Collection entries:

○ ○ ○ ○ ○ ○ ○

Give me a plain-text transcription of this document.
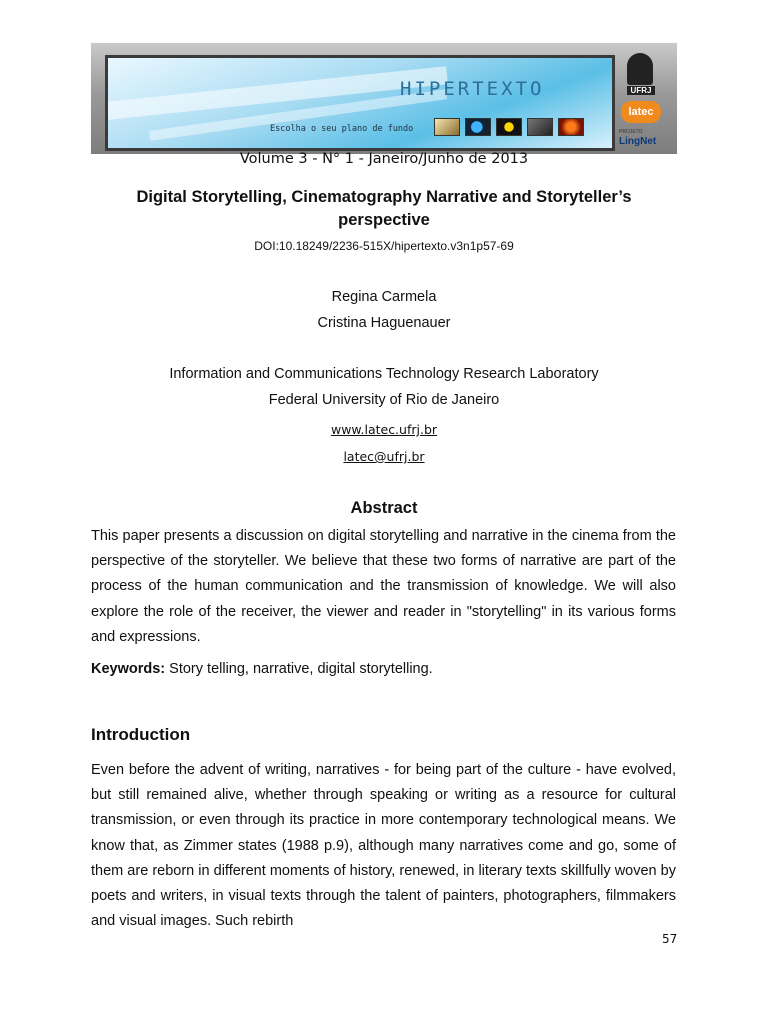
HIPERTEXTO
Escolha o seu plano de fundo
UFRJ
latec
PROJETO
LingNet
Volume 3 - N° 1 - Janeiro/Junho de 2013
Digital Storytelling, Cinematography Narrative and Storyteller’s perspective
DOI:10.18249/2236-515X/hipertexto.v3n1p57-69
Regina Carmela
Cristina Haguenauer
Information and Communications Technology Research Laboratory
Federal University of Rio de Janeiro
www.latec.ufrj.br
latec@ufrj.br
Abstract
This paper presents a discussion on digital storytelling and narrative in the cinema from the perspective of the storyteller. We believe that these two forms of narrative are part of the process of the human communication and the transmission of knowledge. We will also explore the role of the receiver, the viewer and reader in "storytelling" in its various forms and expressions.
Keywords: Story telling, narrative, digital storytelling.
Introduction
Even before the advent of writing, narratives - for being part of the culture - have evolved, but still remained alive, whether through speaking or writing as a resource for cultural transmission, or even through its practice in more contemporary technological means. We know that, as Zimmer states (1988 p.9), although many narratives come and go, some of them are reborn in different moments of history, renewed, in literary texts skillfully woven by poets and writers, in visual texts through the talent of painters, photographers, filmmakers and visual images. Such rebirth
57
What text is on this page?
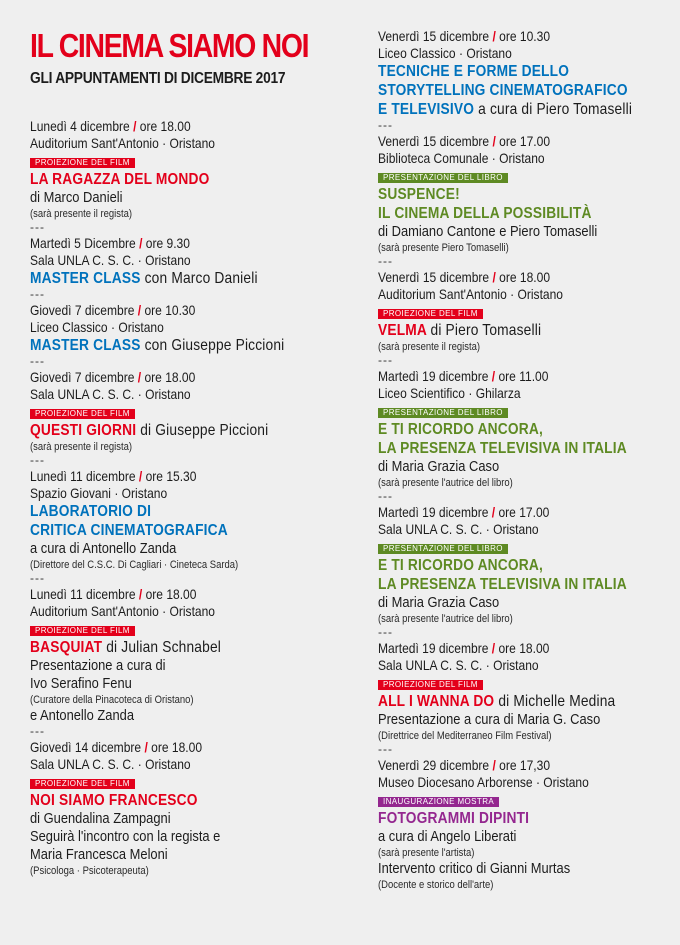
IL CINEMA SIAMO NOI
GLI APPUNTAMENTI DI DICEMBRE 2017
Lunedì 4 dicembre / ore 18.00
Auditorium Sant'Antonio · Oristano
PROIEZIONE DEL FILM
LA RAGAZZA DEL MONDO
di Marco Danieli
(sarà presente il regista)
---
Martedì 5 Dicembre / ore 9.30
Sala UNLA C. S. C. · Oristano
MASTER CLASS con Marco Danieli
---
Giovedì 7 dicembre / ore 10.30
Liceo Classico · Oristano
MASTER CLASS con Giuseppe Piccioni
---
Giovedì 7 dicembre / ore 18.00
Sala UNLA C. S. C. · Oristano
PROIEZIONE DEL FILM
QUESTI GIORNI di Giuseppe Piccioni
(sarà presente il regista)
---
Lunedì 11 dicembre / ore 15.30
Spazio Giovani · Oristano
LABORATORIO DI
CRITICA CINEMATOGRAFICA
a cura di Antonello Zanda
(Direttore del C.S.C. Di Cagliari · Cineteca Sarda)
---
Lunedì 11 dicembre / ore 18.00
Auditorium Sant'Antonio · Oristano
PROIEZIONE DEL FILM
BASQUIAT di Julian Schnabel
Presentazione a cura di
Ivo Serafino Fenu
(Curatore della Pinacoteca di Oristano)
e Antonello Zanda
---
Giovedì 14 dicembre / ore 18.00
Sala UNLA C. S. C. · Oristano
PROIEZIONE DEL FILM
NOI SIAMO FRANCESCO
di Guendalina Zampagni
Seguirà l'incontro con la regista e
Maria Francesca Meloni
(Psicologa · Psicoterapeuta)
Venerdì 15 dicembre / ore 10.30
Liceo Classico · Oristano
TECNICHE E FORME DELLO
STORYTELLING CINEMATOGRAFICO
E TELEVISIVO a cura di Piero Tomaselli
---
Venerdì 15 dicembre / ore 17.00
Biblioteca Comunale · Oristano
PRESENTAZIONE DEL LIBRO
SUSPENCE!
IL CINEMA DELLA POSSIBILITÀ
di Damiano Cantone e Piero Tomaselli
(sarà presente Piero Tomaselli)
---
Venerdì 15 dicembre / ore 18.00
Auditorium Sant'Antonio · Oristano
PROIEZIONE DEL FILM
VELMA di Piero Tomaselli
(sarà presente il regista)
---
Martedì 19 dicembre / ore 11.00
Liceo Scientifico · Ghilarza
PRESENTAZIONE DEL LIBRO
E TI RICORDO ANCORA,
LA PRESENZA TELEVISIVA IN ITALIA
di Maria Grazia Caso
(sarà presente l'autrice del libro)
---
Martedì 19 dicembre / ore 17.00
Sala UNLA C. S. C. · Oristano
PRESENTAZIONE DEL LIBRO
E TI RICORDO ANCORA,
LA PRESENZA TELEVISIVA IN ITALIA
di Maria Grazia Caso
(sarà presente l'autrice del libro)
---
Martedì 19 dicembre / ore 18.00
Sala UNLA C. S. C. · Oristano
PROIEZIONE DEL FILM
ALL I WANNA DO di Michelle Medina
Presentazione a cura di Maria G. Caso
(Direttrice del Mediterraneo Film Festival)
---
Venerdì 29 dicembre / ore 17,30
Museo Diocesano Arborense · Oristano
INAUGURAZIONE MOSTRA
FOTOGRAMMI DIPINTI
a cura di Angelo Liberati
(sarà presente l'artista)
Intervento critico di Gianni Murtas
(Docente e storico dell'arte)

○ ○ ○ ○ ○ ○ ○

__Directions__.
Transcribe all of the records above character for character. Exclude the pictures.

__Result of this task__.
Give me a plain-text transcription of this document.
HIPERTEXTO
Escolha o seu plano de fundo
UFRJ
latec
PROJETO
LingNet
Volume 3 - N° 1 - Janeiro/Junho de 2013
Digital Storytelling, Cinematography Narrative and Storyteller’s perspective
DOI:10.18249/2236-515X/hipertexto.v3n1p57-69
Regina Carmela
Cristina Haguenauer
Information and Communications Technology Research Laboratory
Federal University of Rio de Janeiro
www.latec.ufrj.br
latec@ufrj.br
Abstract
This paper presents a discussion on digital storytelling and narrative in the cinema from the perspective of the storyteller. We believe that these two forms of narrative are part of the process of the human communication and the transmission of knowledge. We will also explore the role of the receiver, the viewer and reader in "storytelling" in its various forms and expressions.
Keywords: Story telling, narrative, digital storytelling.
Introduction
Even before the advent of writing, narratives - for being part of the culture - have evolved, but still remained alive, whether through speaking or writing as a resource for cultural transmission, or even through its practice in more contemporary technological means. We know that, as Zimmer states (1988 p.9), although many narratives come and go, some of them are reborn in different moments of history, renewed, in literary texts skillfully woven by poets and writers, in visual texts through the talent of painters, photographers, filmmakers and visual images. Such rebirth
57
What text is on this page?
IL CINEMA SIAMO NOI
GLI APPUNTAMENTI DI DICEMBRE 2017
Lunedì 4 dicembre / ore 18.00
Auditorium Sant'Antonio · Oristano
PROIEZIONE DEL FILM
LA RAGAZZA DEL MONDO
di Marco Danieli
(sarà presente il regista)
---
Martedì 5 Dicembre / ore 9.30
Sala UNLA C. S. C. · Oristano
MASTER CLASS con Marco Danieli
---
Giovedì 7 dicembre / ore 10.30
Liceo Classico · Oristano
MASTER CLASS con Giuseppe Piccioni
---
Giovedì 7 dicembre / ore 18.00
Sala UNLA C. S. C. · Oristano
PROIEZIONE DEL FILM
QUESTI GIORNI di Giuseppe Piccioni
(sarà presente il regista)
---
Lunedì 11 dicembre / ore 15.30
Spazio Giovani · Oristano
LABORATORIO DI
CRITICA CINEMATOGRAFICA
a cura di Antonello Zanda
(Direttore del C.S.C. Di Cagliari · Cineteca Sarda)
---
Lunedì 11 dicembre / ore 18.00
Auditorium Sant'Antonio · Oristano
PROIEZIONE DEL FILM
BASQUIAT di Julian Schnabel
Presentazione a cura di
Ivo Serafino Fenu
(Curatore della Pinacoteca di Oristano)
e Antonello Zanda
---
Giovedì 14 dicembre / ore 18.00
Sala UNLA C. S. C. · Oristano
PROIEZIONE DEL FILM
NOI SIAMO FRANCESCO
di Guendalina Zampagni
Seguirà l'incontro con la regista e
Maria Francesca Meloni
(Psicologa · Psicoterapeuta)
Venerdì 15 dicembre / ore 10.30
Liceo Classico · Oristano
TECNICHE E FORME DELLO
STORYTELLING CINEMATOGRAFICO
E TELEVISIVO a cura di Piero Tomaselli
---
Venerdì 15 dicembre / ore 17.00
Biblioteca Comunale · Oristano
PRESENTAZIONE DEL LIBRO
SUSPENCE!
IL CINEMA DELLA POSSIBILITÀ
di Damiano Cantone e Piero Tomaselli
(sarà presente Piero Tomaselli)
---
Venerdì 15 dicembre / ore 18.00
Auditorium Sant'Antonio · Oristano
PROIEZIONE DEL FILM
VELMA di Piero Tomaselli
(sarà presente il regista)
---
Martedì 19 dicembre / ore 11.00
Liceo Scientifico · Ghilarza
PRESENTAZIONE DEL LIBRO
E TI RICORDO ANCORA,
LA PRESENZA TELEVISIVA IN ITALIA
di Maria Grazia Caso
(sarà presente l'autrice del libro)
---
Martedì 19 dicembre / ore 17.00
Sala UNLA C. S. C. · Oristano
PRESENTAZIONE DEL LIBRO
E TI RICORDO ANCORA,
LA PRESENZA TELEVISIVA IN ITALIA
di Maria Grazia Caso
(sarà presente l'autrice del libro)
---
Martedì 19 dicembre / ore 18.00
Sala UNLA C. S. C. · Oristano
PROIEZIONE DEL FILM
ALL I WANNA DO di Michelle Medina
Presentazione a cura di Maria G. Caso
(Direttrice del Mediterraneo Film Festival)
---
Venerdì 29 dicembre / ore 17,30
Museo Diocesano Arborense · Oristano
INAUGURAZIONE MOSTRA
FOTOGRAMMI DIPINTI
a cura di Angelo Liberati
(sarà presente l'artista)
Intervento critico di Gianni Murtas
(Docente e storico dell'arte)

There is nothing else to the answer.